> [TASK DIRECTIONS]:
Your task is to repeat the entries exactly. Leave the pictures out.

> [GIVEN DATA]:

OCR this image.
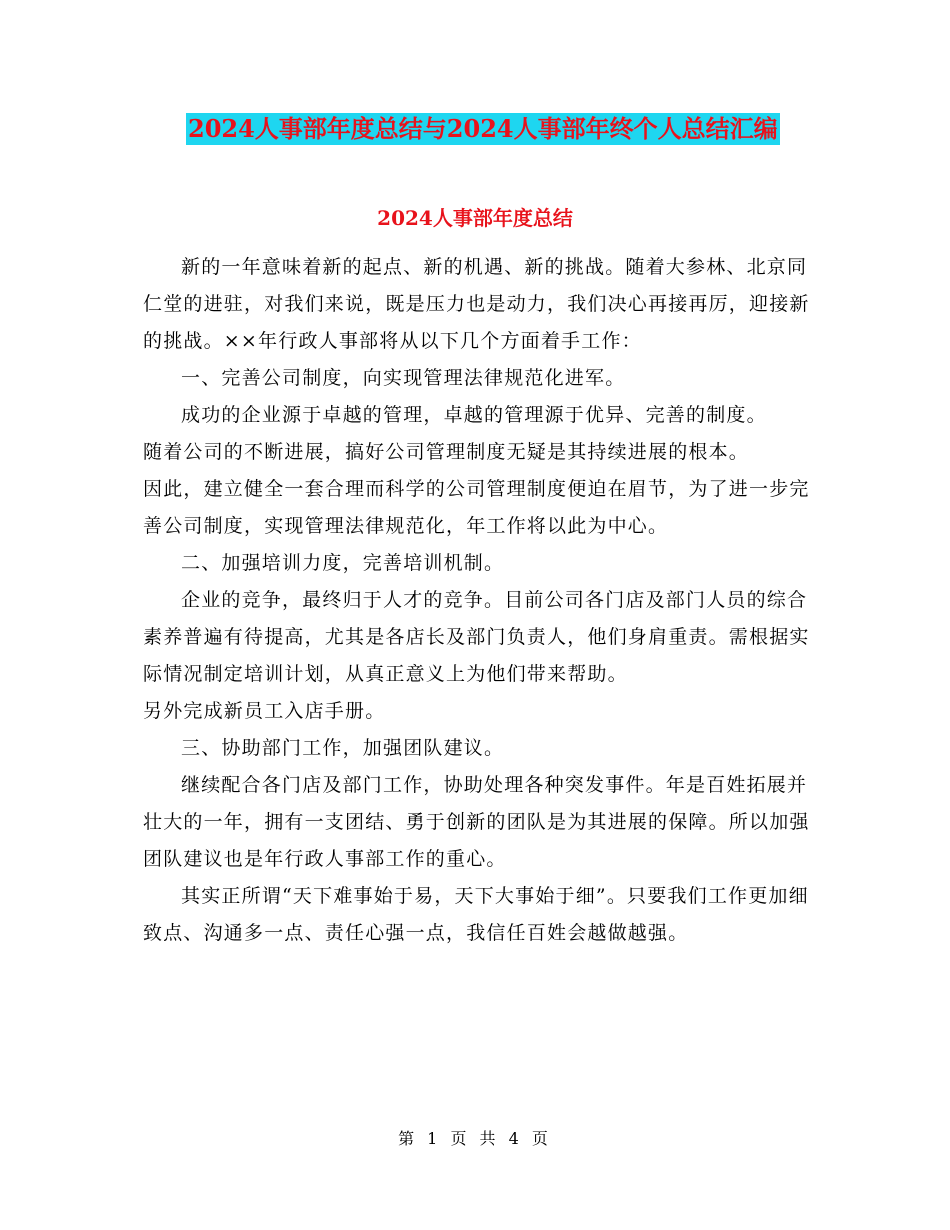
2024人事部年度总结与2024人事部年终个人总结汇编
2024人事部年度总结

新的一年意味着新的起点、新的机遇、新的挑战。随着大参林、北京同仁堂的进驻，对我们来说，既是压力也是动力，我们决心再接再厉，迎接新的挑战。××年行政人事部将从以下几个方面着手工作：

一、完善公司制度，向实现管理法律规范化进军。

成功的企业源于卓越的管理，卓越的管理源于优异、完善的制度。

随着公司的不断进展，搞好公司管理制度无疑是其持续进展的根本。

因此，建立健全一套合理而科学的公司管理制度便迫在眉节，为了进一步完善公司制度，实现管理法律规范化，年工作将以此为中心。

二、加强培训力度，完善培训机制。

企业的竞争，最终归于人才的竞争。目前公司各门店及部门人员的综合素养普遍有待提高，尤其是各店长及部门负责人，他们身肩重责。需根据实际情况制定培训计划，从真正意义上为他们带来帮助。

另外完成新员工入店手册。

三、协助部门工作，加强团队建议。

继续配合各门店及部门工作，协助处理各种突发事件。年是百姓拓展并壮大的一年，拥有一支团结、勇于创新的团队是为其进展的保障。所以加强团队建议也是年行政人事部工作的重心。

其实正所谓“天下难事始于易，天下大事始于细”。只要我们工作更加细致点、沟通多一点、责任心强一点，我信任百姓会越做越强。

第 1 页 共 4 页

> [ANSWER]:
OCR this image.
2024人事部年度总结与2024人事部年终个人总结汇编
2024人事部年度总结

新的一年意味着新的起点、新的机遇、新的挑战。随着大参林、北京同仁堂的进驻，对我们来说，既是压力也是动力，我们决心再接再厉，迎接新的挑战。××年行政人事部将从以下几个方面着手工作：

一、完善公司制度，向实现管理法律规范化进军。

成功的企业源于卓越的管理，卓越的管理源于优异、完善的制度。

随着公司的不断进展，搞好公司管理制度无疑是其持续进展的根本。

因此，建立健全一套合理而科学的公司管理制度便迫在眉节，为了进一步完善公司制度，实现管理法律规范化，年工作将以此为中心。

二、加强培训力度，完善培训机制。

企业的竞争，最终归于人才的竞争。目前公司各门店及部门人员的综合素养普遍有待提高，尤其是各店长及部门负责人，他们身肩重责。需根据实际情况制定培训计划，从真正意义上为他们带来帮助。

另外完成新员工入店手册。

三、协助部门工作，加强团队建议。

继续配合各门店及部门工作，协助处理各种突发事件。年是百姓拓展并壮大的一年，拥有一支团结、勇于创新的团队是为其进展的保障。所以加强团队建议也是年行政人事部工作的重心。

其实正所谓“天下难事始于易，天下大事始于细”。只要我们工作更加细致点、沟通多一点、责任心强一点，我信任百姓会越做越强。

第 1 页 共 4 页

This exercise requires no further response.